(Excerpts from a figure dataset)
>>>>>

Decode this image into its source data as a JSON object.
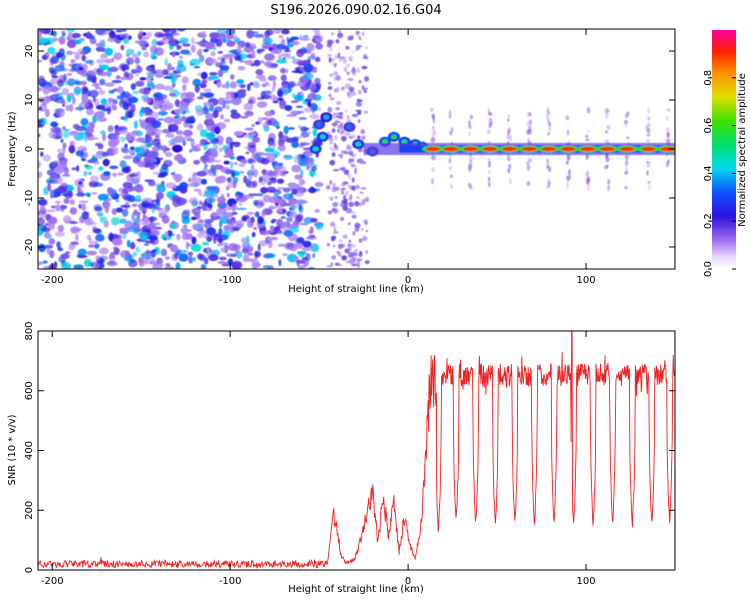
{
  "figure_title": "S196.2026.090.02.16.G04",
  "chart_data": [
    {
      "type": "heatmap",
      "xlabel": "Height of straight line (km)",
      "ylabel": "Frequency (Hz)",
      "xlim": [
        -208,
        150
      ],
      "ylim": [
        -24.5,
        24.5
      ],
      "xticks": [
        -200,
        -100,
        0,
        100
      ],
      "yticks": [
        -20,
        -10,
        0,
        10,
        20
      ],
      "colorbar": {
        "label": "Normalized spectral amplitude",
        "range": [
          0.0,
          1.0
        ],
        "ticks": [
          0.0,
          0.2,
          0.4,
          0.6,
          0.8
        ],
        "tick_labels": [
          "0.0",
          "0.2",
          "0.4",
          "0.6",
          "0.8"
        ],
        "colormap": "rainbow: white → violet → blue → cyan → green → yellow → orange → red → magenta"
      },
      "signal_line": {
        "frequency_hz": 0,
        "start_km": -25,
        "end_km": 150,
        "pulse_centers_km": [
          14,
          24,
          35,
          46,
          57,
          68,
          79,
          90,
          101,
          112,
          123,
          135,
          146
        ],
        "pulse_amplitude": 0.9
      },
      "noise_region": {
        "x_range": [
          -208,
          -50
        ],
        "y_range": [
          -24.5,
          24.5
        ],
        "amplitude": [
          0.1,
          0.45
        ]
      },
      "transition_features": [
        {
          "x": -50,
          "y": 5,
          "v": 0.35
        },
        {
          "x": -48,
          "y": 2.5,
          "v": 0.45
        },
        {
          "x": -52,
          "y": 0,
          "v": 0.5
        },
        {
          "x": -46,
          "y": 6.5,
          "v": 0.4
        },
        {
          "x": -33,
          "y": 4.5,
          "v": 0.35
        },
        {
          "x": -28,
          "y": 1,
          "v": 0.45
        },
        {
          "x": -20,
          "y": -0.5,
          "v": 0.5
        },
        {
          "x": -13,
          "y": 1.5,
          "v": 0.55
        },
        {
          "x": -8,
          "y": 2.5,
          "v": 0.55
        },
        {
          "x": -2,
          "y": 1.5,
          "v": 0.5
        },
        {
          "x": 4,
          "y": 1.0,
          "v": 0.5
        },
        {
          "x": 8,
          "y": 0.5,
          "v": 0.55
        }
      ],
      "grid": false
    },
    {
      "type": "line",
      "xlabel": "Height of straight line (km)",
      "ylabel": "SNR (10 * v/v)",
      "xlim": [
        -208,
        150
      ],
      "ylim": [
        0,
        800
      ],
      "xticks": [
        -200,
        -100,
        0,
        100
      ],
      "yticks": [
        0,
        200,
        400,
        600,
        800
      ],
      "line_color": "#ee2222",
      "grid": false,
      "baseline_segment": {
        "x_range": [
          -208,
          -45
        ],
        "snr_mean": 20,
        "snr_noise": 12
      },
      "series_profile": [
        {
          "x": -208,
          "y": 20
        },
        {
          "x": -45,
          "y": 20
        },
        {
          "x": -42,
          "y": 180
        },
        {
          "x": -40,
          "y": 150
        },
        {
          "x": -38,
          "y": 50
        },
        {
          "x": -35,
          "y": 25
        },
        {
          "x": -30,
          "y": 35
        },
        {
          "x": -26,
          "y": 120
        },
        {
          "x": -23,
          "y": 200
        },
        {
          "x": -20,
          "y": 270
        },
        {
          "x": -17,
          "y": 90
        },
        {
          "x": -14,
          "y": 240
        },
        {
          "x": -11,
          "y": 120
        },
        {
          "x": -8,
          "y": 230
        },
        {
          "x": -5,
          "y": 60
        },
        {
          "x": -2,
          "y": 180
        },
        {
          "x": 1,
          "y": 80
        },
        {
          "x": 4,
          "y": 40
        },
        {
          "x": 7,
          "y": 140
        },
        {
          "x": 10,
          "y": 380
        },
        {
          "x": 12,
          "y": 620
        },
        {
          "x": 16,
          "y": 640
        }
      ],
      "plateau": {
        "x_range": [
          16,
          150
        ],
        "snr_mean": 650,
        "snr_noise": 40
      },
      "dips": [
        {
          "x": 17,
          "y": 120
        },
        {
          "x": 27,
          "y": 160
        },
        {
          "x": 38,
          "y": 150
        },
        {
          "x": 49,
          "y": 150
        },
        {
          "x": 60,
          "y": 150
        },
        {
          "x": 71,
          "y": 150
        },
        {
          "x": 82,
          "y": 150
        },
        {
          "x": 93,
          "y": 150
        },
        {
          "x": 104,
          "y": 150
        },
        {
          "x": 115,
          "y": 150
        },
        {
          "x": 126,
          "y": 150
        },
        {
          "x": 137,
          "y": 150
        },
        {
          "x": 147,
          "y": 160
        }
      ],
      "max_peak": {
        "x": 92,
        "y": 800
      }
    }
  ]
}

<<<<<

TASK INSTRUCTIONS: Omit every picture, then repeat the remaining data exactly as it appears above.

TASK SOLUTION:
Decode this image into its source data as a JSON object.
{
  "figure_title": "S196.2026.090.02.16.G04",
  "chart_data": [
    {
      "type": "heatmap",
      "xlabel": "Height of straight line (km)",
      "ylabel": "Frequency (Hz)",
      "xlim": [
        -208,
        150
      ],
      "ylim": [
        -24.5,
        24.5
      ],
      "xticks": [
        -200,
        -100,
        0,
        100
      ],
      "yticks": [
        -20,
        -10,
        0,
        10,
        20
      ],
      "colorbar": {
        "label": "Normalized spectral amplitude",
        "range": [
          0.0,
          1.0
        ],
        "ticks": [
          0.0,
          0.2,
          0.4,
          0.6,
          0.8
        ],
        "tick_labels": [
          "0.0",
          "0.2",
          "0.4",
          "0.6",
          "0.8"
        ],
        "colormap": "rainbow: white → violet → blue → cyan → green → yellow → orange → red → magenta"
      },
      "signal_line": {
        "frequency_hz": 0,
        "start_km": -25,
        "end_km": 150,
        "pulse_centers_km": [
          14,
          24,
          35,
          46,
          57,
          68,
          79,
          90,
          101,
          112,
          123,
          135,
          146
        ],
        "pulse_amplitude": 0.9
      },
      "noise_region": {
        "x_range": [
          -208,
          -50
        ],
        "y_range": [
          -24.5,
          24.5
        ],
        "amplitude": [
          0.1,
          0.45
        ]
      },
      "transition_features": [
        {
          "x": -50,
          "y": 5,
          "v": 0.35
        },
        {
          "x": -48,
          "y": 2.5,
          "v": 0.45
        },
        {
          "x": -52,
          "y": 0,
          "v": 0.5
        },
        {
          "x": -46,
          "y": 6.5,
          "v": 0.4
        },
        {
          "x": -33,
          "y": 4.5,
          "v": 0.35
        },
        {
          "x": -28,
          "y": 1,
          "v": 0.45
        },
        {
          "x": -20,
          "y": -0.5,
          "v": 0.5
        },
        {
          "x": -13,
          "y": 1.5,
          "v": 0.55
        },
        {
          "x": -8,
          "y": 2.5,
          "v": 0.55
        },
        {
          "x": -2,
          "y": 1.5,
          "v": 0.5
        },
        {
          "x": 4,
          "y": 1.0,
          "v": 0.5
        },
        {
          "x": 8,
          "y": 0.5,
          "v": 0.55
        }
      ],
      "grid": false
    },
    {
      "type": "line",
      "xlabel": "Height of straight line (km)",
      "ylabel": "SNR (10 * v/v)",
      "xlim": [
        -208,
        150
      ],
      "ylim": [
        0,
        800
      ],
      "xticks": [
        -200,
        -100,
        0,
        100
      ],
      "yticks": [
        0,
        200,
        400,
        600,
        800
      ],
      "line_color": "#ee2222",
      "grid": false,
      "baseline_segment": {
        "x_range": [
          -208,
          -45
        ],
        "snr_mean": 20,
        "snr_noise": 12
      },
      "series_profile": [
        {
          "x": -208,
          "y": 20
        },
        {
          "x": -45,
          "y": 20
        },
        {
          "x": -42,
          "y": 180
        },
        {
          "x": -40,
          "y": 150
        },
        {
          "x": -38,
          "y": 50
        },
        {
          "x": -35,
          "y": 25
        },
        {
          "x": -30,
          "y": 35
        },
        {
          "x": -26,
          "y": 120
        },
        {
          "x": -23,
          "y": 200
        },
        {
          "x": -20,
          "y": 270
        },
        {
          "x": -17,
          "y": 90
        },
        {
          "x": -14,
          "y": 240
        },
        {
          "x": -11,
          "y": 120
        },
        {
          "x": -8,
          "y": 230
        },
        {
          "x": -5,
          "y": 60
        },
        {
          "x": -2,
          "y": 180
        },
        {
          "x": 1,
          "y": 80
        },
        {
          "x": 4,
          "y": 40
        },
        {
          "x": 7,
          "y": 140
        },
        {
          "x": 10,
          "y": 380
        },
        {
          "x": 12,
          "y": 620
        },
        {
          "x": 16,
          "y": 640
        }
      ],
      "plateau": {
        "x_range": [
          16,
          150
        ],
        "snr_mean": 650,
        "snr_noise": 40
      },
      "dips": [
        {
          "x": 17,
          "y": 120
        },
        {
          "x": 27,
          "y": 160
        },
        {
          "x": 38,
          "y": 150
        },
        {
          "x": 49,
          "y": 150
        },
        {
          "x": 60,
          "y": 150
        },
        {
          "x": 71,
          "y": 150
        },
        {
          "x": 82,
          "y": 150
        },
        {
          "x": 93,
          "y": 150
        },
        {
          "x": 104,
          "y": 150
        },
        {
          "x": 115,
          "y": 150
        },
        {
          "x": 126,
          "y": 150
        },
        {
          "x": 137,
          "y": 150
        },
        {
          "x": 147,
          "y": 160
        }
      ],
      "max_peak": {
        "x": 92,
        "y": 800
      }
    }
  ]
}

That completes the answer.